(Figure dataset records)
────────────────────

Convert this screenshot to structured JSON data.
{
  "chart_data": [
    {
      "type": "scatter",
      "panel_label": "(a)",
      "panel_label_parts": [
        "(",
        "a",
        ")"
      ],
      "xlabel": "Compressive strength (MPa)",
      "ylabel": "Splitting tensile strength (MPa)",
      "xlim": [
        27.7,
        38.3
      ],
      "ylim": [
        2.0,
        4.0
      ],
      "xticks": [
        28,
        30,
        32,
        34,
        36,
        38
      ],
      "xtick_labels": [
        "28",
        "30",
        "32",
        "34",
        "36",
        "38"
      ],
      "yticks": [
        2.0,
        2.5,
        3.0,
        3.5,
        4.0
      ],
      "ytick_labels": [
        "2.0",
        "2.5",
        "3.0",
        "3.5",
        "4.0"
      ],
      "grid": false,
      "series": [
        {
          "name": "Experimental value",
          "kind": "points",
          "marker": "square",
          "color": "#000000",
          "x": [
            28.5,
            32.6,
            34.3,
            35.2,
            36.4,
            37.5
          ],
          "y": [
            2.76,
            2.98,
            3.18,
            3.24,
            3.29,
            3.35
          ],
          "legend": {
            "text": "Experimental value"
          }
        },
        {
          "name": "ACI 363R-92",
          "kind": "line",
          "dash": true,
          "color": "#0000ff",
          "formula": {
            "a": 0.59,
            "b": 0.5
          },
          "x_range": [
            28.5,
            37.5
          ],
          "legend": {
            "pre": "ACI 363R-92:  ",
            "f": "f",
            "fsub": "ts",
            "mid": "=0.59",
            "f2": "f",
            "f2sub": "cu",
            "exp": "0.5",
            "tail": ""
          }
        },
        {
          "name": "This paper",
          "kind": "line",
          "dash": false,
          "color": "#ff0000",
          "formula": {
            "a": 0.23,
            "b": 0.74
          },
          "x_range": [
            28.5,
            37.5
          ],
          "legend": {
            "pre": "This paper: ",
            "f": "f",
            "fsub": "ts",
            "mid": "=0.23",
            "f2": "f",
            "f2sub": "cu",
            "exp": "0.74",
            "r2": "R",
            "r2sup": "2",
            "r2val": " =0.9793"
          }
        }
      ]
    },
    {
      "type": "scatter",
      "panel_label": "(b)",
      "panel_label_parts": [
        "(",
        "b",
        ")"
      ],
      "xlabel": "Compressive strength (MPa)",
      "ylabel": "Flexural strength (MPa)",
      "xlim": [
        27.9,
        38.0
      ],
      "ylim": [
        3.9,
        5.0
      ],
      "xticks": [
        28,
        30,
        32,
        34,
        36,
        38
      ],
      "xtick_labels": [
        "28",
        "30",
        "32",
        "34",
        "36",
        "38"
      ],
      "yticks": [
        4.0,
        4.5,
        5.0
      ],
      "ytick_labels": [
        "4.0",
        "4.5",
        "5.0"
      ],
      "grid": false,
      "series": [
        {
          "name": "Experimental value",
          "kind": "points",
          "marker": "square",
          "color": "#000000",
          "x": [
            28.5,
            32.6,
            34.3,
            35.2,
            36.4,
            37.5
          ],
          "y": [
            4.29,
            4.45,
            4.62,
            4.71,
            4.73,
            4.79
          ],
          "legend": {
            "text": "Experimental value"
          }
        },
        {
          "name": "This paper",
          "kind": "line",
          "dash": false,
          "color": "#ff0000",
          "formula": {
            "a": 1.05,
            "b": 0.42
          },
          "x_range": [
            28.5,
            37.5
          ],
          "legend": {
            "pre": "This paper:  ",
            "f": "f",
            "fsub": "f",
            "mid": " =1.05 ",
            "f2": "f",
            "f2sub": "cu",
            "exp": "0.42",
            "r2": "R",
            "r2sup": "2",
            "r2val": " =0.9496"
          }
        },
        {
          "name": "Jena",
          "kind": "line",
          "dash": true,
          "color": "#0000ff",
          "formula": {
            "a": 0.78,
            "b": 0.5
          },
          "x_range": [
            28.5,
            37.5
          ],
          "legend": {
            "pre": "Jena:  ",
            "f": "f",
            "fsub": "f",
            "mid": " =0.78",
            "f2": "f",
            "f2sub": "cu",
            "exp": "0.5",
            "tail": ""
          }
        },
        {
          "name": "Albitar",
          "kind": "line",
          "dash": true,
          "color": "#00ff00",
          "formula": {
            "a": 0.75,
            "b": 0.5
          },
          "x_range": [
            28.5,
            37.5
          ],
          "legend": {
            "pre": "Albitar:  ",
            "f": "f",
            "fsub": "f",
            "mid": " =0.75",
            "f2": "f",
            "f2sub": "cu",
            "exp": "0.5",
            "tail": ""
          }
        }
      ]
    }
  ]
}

────────────────────

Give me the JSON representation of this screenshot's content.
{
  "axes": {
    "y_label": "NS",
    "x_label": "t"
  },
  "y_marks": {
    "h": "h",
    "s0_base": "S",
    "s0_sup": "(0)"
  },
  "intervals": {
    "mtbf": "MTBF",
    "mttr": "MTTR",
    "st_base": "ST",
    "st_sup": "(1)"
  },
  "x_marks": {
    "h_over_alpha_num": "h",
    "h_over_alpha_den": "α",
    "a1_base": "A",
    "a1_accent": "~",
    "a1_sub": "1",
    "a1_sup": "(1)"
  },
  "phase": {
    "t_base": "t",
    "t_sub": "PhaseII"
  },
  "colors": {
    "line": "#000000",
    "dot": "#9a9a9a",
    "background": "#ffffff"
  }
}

────────────────────

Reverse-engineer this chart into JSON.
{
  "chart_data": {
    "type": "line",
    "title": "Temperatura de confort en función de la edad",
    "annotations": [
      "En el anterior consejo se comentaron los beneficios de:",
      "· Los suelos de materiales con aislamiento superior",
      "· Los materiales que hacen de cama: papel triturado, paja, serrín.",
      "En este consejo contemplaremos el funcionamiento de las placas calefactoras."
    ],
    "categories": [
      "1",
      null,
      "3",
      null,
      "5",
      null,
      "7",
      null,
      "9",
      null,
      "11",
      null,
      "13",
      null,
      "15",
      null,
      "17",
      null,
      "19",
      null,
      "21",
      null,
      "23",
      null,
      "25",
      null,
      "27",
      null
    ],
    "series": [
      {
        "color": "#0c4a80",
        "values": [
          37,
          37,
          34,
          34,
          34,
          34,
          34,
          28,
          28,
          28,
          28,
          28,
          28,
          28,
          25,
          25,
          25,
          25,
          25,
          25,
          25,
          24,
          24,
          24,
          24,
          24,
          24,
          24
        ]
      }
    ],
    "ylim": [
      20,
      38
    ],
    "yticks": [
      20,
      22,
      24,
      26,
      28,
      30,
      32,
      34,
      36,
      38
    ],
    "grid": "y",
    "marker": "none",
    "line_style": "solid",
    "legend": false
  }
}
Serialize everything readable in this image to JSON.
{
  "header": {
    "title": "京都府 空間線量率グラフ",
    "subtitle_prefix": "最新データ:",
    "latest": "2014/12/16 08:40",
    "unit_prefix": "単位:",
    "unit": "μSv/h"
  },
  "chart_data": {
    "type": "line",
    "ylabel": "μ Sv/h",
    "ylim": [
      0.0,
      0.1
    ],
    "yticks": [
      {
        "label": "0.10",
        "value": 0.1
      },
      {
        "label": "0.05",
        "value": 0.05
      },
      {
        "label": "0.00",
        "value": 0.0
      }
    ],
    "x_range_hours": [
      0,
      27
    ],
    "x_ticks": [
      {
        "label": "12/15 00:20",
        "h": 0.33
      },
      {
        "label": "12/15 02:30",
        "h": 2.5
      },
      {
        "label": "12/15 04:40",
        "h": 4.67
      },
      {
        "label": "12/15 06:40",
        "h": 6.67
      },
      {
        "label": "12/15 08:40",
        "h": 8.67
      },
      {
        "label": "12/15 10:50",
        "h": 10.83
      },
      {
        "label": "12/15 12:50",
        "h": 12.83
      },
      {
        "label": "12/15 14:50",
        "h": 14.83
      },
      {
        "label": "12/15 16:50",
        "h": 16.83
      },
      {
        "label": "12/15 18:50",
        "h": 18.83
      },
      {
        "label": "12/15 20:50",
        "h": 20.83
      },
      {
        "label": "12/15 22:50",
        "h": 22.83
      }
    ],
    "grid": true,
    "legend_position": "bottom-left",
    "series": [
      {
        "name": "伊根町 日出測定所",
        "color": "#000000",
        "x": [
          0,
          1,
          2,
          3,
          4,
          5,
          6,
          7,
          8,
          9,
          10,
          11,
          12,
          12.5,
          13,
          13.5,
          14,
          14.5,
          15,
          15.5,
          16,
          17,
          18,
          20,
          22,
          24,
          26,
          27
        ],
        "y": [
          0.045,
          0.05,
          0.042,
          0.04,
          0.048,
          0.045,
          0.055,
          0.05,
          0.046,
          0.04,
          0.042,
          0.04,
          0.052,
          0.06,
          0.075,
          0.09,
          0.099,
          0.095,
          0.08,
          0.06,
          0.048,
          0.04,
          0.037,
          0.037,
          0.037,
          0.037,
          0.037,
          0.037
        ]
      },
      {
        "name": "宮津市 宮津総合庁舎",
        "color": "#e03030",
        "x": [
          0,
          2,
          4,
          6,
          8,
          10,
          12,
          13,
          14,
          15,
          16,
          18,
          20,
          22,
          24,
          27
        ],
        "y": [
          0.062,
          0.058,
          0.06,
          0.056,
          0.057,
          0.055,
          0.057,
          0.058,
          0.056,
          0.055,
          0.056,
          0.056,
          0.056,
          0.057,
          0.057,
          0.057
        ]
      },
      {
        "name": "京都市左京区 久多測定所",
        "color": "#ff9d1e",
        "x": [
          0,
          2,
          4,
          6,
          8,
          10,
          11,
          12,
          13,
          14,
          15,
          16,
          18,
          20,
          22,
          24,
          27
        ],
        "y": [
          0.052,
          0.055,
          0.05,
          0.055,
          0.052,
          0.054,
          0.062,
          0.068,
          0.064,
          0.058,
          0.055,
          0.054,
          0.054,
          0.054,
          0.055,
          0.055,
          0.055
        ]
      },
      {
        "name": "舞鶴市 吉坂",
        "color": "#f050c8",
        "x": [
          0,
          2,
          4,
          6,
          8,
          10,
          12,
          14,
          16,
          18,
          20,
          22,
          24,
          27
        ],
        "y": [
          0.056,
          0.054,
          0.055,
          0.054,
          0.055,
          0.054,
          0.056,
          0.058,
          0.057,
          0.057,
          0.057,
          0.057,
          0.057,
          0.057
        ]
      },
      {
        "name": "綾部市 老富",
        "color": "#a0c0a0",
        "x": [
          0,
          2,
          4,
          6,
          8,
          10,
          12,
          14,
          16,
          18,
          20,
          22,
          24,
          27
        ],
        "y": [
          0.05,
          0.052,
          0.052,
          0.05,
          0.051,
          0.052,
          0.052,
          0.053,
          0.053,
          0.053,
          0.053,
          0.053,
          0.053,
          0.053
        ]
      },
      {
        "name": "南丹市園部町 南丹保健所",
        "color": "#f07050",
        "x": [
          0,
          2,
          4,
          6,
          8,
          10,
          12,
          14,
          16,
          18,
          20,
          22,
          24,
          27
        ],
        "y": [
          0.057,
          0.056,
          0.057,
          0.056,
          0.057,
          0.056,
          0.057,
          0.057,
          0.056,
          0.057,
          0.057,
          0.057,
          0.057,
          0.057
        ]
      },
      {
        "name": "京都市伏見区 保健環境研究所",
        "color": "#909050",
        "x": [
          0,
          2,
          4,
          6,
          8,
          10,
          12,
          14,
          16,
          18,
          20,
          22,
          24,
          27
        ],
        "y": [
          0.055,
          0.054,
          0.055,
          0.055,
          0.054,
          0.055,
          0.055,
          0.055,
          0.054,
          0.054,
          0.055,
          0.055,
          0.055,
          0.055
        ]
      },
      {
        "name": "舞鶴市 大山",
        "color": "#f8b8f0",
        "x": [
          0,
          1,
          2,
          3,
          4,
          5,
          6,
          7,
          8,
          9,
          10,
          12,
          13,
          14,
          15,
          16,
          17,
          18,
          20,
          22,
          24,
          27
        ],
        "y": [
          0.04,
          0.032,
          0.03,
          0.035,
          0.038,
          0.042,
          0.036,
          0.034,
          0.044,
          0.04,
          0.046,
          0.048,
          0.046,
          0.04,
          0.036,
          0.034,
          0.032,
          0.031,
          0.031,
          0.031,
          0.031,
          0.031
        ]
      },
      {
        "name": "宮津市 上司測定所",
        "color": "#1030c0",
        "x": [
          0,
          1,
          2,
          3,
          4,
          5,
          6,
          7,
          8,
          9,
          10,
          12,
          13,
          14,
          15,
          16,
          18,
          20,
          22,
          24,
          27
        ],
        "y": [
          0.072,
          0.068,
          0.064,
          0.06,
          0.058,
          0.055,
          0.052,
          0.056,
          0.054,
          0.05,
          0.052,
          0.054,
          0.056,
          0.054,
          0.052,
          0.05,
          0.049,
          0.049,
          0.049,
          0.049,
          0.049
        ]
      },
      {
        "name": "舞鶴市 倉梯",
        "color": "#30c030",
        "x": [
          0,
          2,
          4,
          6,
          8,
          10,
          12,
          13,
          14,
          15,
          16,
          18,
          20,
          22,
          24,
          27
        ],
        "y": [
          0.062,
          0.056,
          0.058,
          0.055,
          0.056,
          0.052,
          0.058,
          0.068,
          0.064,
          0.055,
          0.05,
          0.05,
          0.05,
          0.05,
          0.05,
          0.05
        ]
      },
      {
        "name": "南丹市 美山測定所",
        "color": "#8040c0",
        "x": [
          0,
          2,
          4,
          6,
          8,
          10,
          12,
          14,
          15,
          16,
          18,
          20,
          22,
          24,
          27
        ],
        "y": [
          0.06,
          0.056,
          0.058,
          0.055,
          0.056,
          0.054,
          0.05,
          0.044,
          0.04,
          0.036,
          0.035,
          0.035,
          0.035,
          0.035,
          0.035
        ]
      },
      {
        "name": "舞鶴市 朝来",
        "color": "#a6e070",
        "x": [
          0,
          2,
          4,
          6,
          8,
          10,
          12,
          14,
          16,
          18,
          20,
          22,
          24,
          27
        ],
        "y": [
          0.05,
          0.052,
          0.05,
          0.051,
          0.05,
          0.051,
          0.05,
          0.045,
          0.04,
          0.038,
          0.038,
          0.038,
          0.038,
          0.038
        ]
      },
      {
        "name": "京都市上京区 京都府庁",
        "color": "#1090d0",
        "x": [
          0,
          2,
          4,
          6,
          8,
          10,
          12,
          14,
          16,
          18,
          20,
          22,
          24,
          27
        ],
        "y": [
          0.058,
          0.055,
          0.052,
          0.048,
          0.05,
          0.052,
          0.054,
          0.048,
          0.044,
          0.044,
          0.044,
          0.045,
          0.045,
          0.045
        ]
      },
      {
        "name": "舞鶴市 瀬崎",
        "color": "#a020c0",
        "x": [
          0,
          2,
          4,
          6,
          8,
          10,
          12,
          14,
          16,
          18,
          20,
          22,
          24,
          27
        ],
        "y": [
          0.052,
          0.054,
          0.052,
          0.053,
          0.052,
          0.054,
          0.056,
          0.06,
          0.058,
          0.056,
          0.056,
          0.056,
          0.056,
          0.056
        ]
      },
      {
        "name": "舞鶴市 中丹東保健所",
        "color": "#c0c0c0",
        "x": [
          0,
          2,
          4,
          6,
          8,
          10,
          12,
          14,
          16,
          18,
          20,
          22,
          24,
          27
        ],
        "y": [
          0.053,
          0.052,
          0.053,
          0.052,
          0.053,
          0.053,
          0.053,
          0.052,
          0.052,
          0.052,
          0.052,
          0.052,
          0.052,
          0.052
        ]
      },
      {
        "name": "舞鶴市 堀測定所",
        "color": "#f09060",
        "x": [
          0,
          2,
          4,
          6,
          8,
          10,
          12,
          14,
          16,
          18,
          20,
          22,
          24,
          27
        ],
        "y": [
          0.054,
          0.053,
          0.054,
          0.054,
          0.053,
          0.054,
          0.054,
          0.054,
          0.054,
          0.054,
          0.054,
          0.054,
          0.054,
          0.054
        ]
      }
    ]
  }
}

────────────────────

## Short task
Report the number of lines holding the string "screenshot", without any other words.

## Task result
2